_WORK REQUEST 1_
Reproduce the part of the conference account below from "The live stream and captions" up to and including "away with me.".
_WORK REQUEST 2_
Carry on the conference account below, starting after its last sentence.

_PAGE TEXT_
○ ○ ○ ○ ○ ○ ○
Navigating using a sat nav is next to impossible without having hearing, especially in a busy place like London. My mum kindly drove to London, and what is usually a 3-hour journey from South Wales, ended up being 6 hours due to road closures, so we were both shattered upon arrival.
After having breakfast at the hotel, we walked over to the conference centre, checked into the venue, and were given lanyards. Hannah showed my mum and I into the room where there were stands from various organisations such as LifeArc, University College London (UCL), Medics4Rare Diseases, Rare Revolution Magazine and of course, Beacon.
I brought my laptop along so I could connect to the live stream and enable closed captions to follow the conference. After setting up the Zoom feed on my laptop and saying ‘hello’ to Rick and a few others, my mum and I went into the conference room.
The conference started with an introductory speech from Rick, which straight away grabbed my attention, and confirmed to me that it was going to be a very meaningful event.
The live stream and captions proved to be the perfect counter to my hearing loss. With only one or two mis-captions, although it wasn’t too hard to work out what ‘Bacon for Rare’ was.
Every person that got up and spoke had something that I could relate to, and it was also a learning curve for me. The LifeArc repurposing medicines website is so relevant to what we are doing within the Superficial Siderosis Research Alliance, and I found myself amassing notes to make sure I had all the information to take away with me.
Some of the other elements that stood out to me were the covid nasal spray talk, and when Rosie Lovett, Head of Medicines Repurposing Programme at NHS England mentioned about repurposing of a drug by using a different administration method.
○ ○ ○ ○ ○ ○ ○
Document structure recognition data:
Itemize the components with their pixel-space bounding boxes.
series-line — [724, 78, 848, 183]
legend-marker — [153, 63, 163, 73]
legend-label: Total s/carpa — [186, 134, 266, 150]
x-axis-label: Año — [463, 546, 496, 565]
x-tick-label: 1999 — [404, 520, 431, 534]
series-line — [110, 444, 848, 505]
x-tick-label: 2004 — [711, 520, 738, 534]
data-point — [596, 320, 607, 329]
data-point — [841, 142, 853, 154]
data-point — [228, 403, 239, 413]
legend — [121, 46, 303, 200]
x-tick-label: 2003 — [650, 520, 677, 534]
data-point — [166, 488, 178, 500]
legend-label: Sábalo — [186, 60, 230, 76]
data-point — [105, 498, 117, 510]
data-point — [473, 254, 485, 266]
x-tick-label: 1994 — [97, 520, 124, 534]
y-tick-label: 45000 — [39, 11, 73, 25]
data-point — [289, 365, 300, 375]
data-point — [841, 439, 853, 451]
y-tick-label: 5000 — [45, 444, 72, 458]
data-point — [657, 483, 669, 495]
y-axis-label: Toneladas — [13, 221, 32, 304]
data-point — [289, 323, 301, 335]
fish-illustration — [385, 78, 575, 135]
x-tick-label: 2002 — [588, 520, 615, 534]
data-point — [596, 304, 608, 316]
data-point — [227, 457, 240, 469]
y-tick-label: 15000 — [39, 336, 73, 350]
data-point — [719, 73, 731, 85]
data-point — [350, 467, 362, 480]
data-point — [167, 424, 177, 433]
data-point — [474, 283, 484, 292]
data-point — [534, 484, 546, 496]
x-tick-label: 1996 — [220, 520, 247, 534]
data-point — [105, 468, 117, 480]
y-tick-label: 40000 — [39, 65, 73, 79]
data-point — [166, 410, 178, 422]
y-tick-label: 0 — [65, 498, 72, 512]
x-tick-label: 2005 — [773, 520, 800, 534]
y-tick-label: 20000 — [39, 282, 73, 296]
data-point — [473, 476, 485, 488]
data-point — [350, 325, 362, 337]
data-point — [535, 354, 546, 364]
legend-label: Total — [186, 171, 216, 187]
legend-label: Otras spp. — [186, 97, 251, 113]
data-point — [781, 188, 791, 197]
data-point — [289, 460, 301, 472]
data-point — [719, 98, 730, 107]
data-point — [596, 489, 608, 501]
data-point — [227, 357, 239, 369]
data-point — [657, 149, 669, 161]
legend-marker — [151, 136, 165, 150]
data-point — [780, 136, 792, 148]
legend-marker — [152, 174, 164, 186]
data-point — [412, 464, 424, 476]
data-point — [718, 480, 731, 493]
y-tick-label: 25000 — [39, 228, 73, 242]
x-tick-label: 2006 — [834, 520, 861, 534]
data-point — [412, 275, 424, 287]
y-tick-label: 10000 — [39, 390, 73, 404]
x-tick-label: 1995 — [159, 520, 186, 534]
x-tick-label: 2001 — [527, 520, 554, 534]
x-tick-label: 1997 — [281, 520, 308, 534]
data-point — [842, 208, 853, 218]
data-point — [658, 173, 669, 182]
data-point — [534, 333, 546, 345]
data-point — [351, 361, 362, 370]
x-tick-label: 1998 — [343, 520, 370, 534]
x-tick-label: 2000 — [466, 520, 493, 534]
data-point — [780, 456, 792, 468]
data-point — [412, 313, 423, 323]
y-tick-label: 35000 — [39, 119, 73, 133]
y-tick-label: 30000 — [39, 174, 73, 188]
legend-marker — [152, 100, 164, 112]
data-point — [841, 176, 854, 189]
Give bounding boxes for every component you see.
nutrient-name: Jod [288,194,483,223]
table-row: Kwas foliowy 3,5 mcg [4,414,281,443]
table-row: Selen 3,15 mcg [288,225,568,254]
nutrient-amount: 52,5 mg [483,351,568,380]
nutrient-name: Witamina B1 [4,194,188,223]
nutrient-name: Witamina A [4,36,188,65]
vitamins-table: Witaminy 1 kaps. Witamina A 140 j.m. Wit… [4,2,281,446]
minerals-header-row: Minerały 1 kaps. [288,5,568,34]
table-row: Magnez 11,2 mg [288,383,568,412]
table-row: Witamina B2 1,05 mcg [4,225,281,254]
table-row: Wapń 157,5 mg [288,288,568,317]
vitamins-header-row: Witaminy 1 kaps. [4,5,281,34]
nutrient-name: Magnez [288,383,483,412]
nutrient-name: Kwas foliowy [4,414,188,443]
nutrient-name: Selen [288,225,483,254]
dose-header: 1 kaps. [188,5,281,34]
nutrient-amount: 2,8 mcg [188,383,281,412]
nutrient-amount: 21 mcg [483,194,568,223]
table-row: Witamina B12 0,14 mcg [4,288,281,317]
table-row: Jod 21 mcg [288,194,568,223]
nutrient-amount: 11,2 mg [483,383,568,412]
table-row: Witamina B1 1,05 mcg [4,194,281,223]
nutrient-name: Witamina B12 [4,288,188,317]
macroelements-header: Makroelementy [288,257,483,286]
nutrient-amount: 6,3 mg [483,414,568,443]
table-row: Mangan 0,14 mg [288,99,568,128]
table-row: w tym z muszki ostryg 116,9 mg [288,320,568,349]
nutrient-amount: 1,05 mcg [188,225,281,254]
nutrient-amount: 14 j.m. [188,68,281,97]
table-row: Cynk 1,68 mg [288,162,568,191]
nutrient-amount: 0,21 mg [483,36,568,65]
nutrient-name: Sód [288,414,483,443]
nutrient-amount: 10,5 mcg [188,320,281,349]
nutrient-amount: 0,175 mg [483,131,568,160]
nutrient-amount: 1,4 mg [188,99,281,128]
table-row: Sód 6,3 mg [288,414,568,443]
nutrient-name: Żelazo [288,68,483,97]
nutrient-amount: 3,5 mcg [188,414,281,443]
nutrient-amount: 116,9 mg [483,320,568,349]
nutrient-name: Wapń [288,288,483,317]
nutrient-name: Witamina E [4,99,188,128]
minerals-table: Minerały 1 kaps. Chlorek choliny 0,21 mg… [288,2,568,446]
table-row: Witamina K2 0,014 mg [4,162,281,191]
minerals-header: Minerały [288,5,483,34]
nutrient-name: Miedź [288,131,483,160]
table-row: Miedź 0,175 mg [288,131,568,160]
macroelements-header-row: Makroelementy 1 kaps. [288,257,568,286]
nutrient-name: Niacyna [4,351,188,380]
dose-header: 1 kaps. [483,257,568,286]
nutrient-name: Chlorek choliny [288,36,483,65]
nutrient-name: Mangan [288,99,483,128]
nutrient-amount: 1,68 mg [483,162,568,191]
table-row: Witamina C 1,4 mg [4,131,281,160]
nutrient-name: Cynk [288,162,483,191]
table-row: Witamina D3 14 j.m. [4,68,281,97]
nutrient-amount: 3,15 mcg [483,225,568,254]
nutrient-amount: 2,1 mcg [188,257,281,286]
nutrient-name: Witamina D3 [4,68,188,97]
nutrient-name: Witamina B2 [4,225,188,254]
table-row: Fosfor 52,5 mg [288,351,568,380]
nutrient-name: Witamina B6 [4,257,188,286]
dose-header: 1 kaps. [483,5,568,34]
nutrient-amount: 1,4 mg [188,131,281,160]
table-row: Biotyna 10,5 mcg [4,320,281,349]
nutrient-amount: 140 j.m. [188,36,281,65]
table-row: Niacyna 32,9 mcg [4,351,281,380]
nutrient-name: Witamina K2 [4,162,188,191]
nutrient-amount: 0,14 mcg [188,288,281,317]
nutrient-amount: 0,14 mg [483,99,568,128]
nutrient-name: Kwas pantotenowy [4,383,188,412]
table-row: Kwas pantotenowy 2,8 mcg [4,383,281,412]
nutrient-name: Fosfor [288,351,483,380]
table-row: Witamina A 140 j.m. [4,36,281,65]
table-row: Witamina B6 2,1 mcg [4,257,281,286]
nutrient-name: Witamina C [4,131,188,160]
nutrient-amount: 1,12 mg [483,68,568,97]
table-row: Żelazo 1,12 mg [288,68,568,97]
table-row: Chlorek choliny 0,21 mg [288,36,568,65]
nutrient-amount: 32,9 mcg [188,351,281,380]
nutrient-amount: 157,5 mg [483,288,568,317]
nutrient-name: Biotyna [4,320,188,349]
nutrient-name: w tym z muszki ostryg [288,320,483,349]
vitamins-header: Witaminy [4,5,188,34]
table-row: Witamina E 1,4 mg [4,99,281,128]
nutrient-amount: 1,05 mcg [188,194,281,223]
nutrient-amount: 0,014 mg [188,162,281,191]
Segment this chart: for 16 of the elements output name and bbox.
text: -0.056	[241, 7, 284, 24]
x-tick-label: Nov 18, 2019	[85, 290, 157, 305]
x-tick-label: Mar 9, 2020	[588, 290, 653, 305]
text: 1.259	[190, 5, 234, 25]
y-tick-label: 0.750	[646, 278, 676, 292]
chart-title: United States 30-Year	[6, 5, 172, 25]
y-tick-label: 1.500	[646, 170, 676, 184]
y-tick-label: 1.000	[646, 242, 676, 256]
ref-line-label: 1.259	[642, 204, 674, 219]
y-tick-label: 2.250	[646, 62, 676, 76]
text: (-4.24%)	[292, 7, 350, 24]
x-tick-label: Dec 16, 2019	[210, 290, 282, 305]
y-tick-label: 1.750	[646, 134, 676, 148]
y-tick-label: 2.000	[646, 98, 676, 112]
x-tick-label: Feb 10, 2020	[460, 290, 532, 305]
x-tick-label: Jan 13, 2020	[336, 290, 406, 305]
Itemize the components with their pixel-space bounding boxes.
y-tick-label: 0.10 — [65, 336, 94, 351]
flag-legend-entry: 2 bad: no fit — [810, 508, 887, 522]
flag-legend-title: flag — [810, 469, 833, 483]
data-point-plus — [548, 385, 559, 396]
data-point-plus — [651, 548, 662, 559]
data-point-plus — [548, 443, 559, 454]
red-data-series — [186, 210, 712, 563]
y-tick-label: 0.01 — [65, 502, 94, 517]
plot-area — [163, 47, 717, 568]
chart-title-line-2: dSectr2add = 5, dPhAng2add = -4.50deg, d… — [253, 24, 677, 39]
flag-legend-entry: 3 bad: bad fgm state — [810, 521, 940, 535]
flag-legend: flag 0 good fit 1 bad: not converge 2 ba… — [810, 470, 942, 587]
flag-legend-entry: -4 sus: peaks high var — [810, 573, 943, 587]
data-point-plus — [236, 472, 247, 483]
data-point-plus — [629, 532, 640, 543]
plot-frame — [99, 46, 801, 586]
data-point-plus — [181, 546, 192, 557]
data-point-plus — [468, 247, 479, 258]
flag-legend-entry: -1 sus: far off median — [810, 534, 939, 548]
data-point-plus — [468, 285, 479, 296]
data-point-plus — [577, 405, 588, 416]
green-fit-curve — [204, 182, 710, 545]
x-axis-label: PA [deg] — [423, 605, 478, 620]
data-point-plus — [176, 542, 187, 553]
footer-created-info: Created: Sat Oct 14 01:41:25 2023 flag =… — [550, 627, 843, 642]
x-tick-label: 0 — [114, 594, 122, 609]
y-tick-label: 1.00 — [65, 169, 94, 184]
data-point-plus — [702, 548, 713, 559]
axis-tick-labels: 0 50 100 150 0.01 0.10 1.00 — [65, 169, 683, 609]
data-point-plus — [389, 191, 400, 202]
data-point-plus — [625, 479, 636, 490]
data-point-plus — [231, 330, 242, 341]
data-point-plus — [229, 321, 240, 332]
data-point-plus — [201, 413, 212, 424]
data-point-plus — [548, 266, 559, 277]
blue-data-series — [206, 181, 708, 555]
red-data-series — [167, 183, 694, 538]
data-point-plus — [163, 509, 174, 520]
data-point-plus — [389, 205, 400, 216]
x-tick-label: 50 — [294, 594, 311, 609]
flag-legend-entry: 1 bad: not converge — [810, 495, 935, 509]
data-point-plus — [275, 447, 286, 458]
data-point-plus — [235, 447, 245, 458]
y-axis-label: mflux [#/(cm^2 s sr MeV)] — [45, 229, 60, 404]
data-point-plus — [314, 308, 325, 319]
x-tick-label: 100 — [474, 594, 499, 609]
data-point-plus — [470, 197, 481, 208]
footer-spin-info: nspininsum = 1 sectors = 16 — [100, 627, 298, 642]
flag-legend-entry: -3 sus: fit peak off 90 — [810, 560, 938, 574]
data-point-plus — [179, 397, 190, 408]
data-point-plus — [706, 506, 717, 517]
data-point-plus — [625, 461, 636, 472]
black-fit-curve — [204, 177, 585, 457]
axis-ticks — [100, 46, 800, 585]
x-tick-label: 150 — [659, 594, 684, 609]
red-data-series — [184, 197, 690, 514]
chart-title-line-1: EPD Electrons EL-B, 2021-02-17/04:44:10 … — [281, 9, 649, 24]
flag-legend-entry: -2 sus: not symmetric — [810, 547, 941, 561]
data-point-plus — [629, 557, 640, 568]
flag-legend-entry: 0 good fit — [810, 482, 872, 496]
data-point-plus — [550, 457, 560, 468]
○ ○ ○ ○ ○ ○ ○
_WRITTEN ANSWER 1_
The live stream and captions proved to be the perfect counter to my hearing loss. With only one or two mis-captions, although it wasn’t too hard to work out what ‘Bacon for Rare’ was.
Every person that got up and spoke had something that I could relate to, and it was also a learning curve for me. The LifeArc repurposing medicines website is so relevant to what we are doing within the Superficial Siderosis Research Alliance, and I found myself amassing notes to make sure I had all the information to take away with me.

_WRITTEN ANSWER 2_
Deferiprone is taken orally, and the only drug of its kind that can cross the blood brain barrier to chelate iron; so there has been a lot of talk about repurposing it as a nasal spray so that it bypasses the gut iron, and the bloodstream which also contains iron.
The theory behind this is that it will increase the chances of it reaching the central nervous system to remove the toxic iron that’s causing the neural damage.
During the tea break after Rosie’s speech, Hannah showed me the clicker and how to change slides, explaining that they would use a QR code for attendees to submit questions to me.
Rick told me to read the question beforehand so everyone would know what I was answering. For me, it showed that there are always ways around being deaf, and I was so pleased that Beacon came up with these great ideas.
Once I was on stage my nerves began to calm, and what was a 20-minute speech felt like it was only 5 minutes. Before I knew it, I’d finished my speech and a few questions were brought to me on paper.
One question that particularly stood out was about social media, because if social media didn’t exist, I wouldn’t have found other superficial siderosis patients, and wouldn’t be at the Drug Repurposing for Rare Diseases Conference.
When I sat back down, I was handed a piece of paper saying that LifeArc are currently carrying out a deferiprone trial for Neuroferritinopathy, saying there might be ways to bring patient groups together.
I found this particularly interesting as a few days before I’d had a conversation with Fiona, who had sent me a medical journal on Neuroferritinopathy by her neurologist, saying that he’d had previous experience with deferiprone before coming across superficial siderosis.
Making all these connections with similar rare diseases is a massive thing in my opinion, especially as we are both looking to use deferiprone to remove iron from the central nervous system.
Upon closing the conference there was a panel discussion to answer questions from attendees; again, everything was very meaningful and relevant to my superficial siderosis journey. Rick and Mary Rose then took to the stage to end the day before the Drinks Reception. A nice touch to a fantastic, well organised day, which has personally given me a huge confidence boost in this new world of deafness!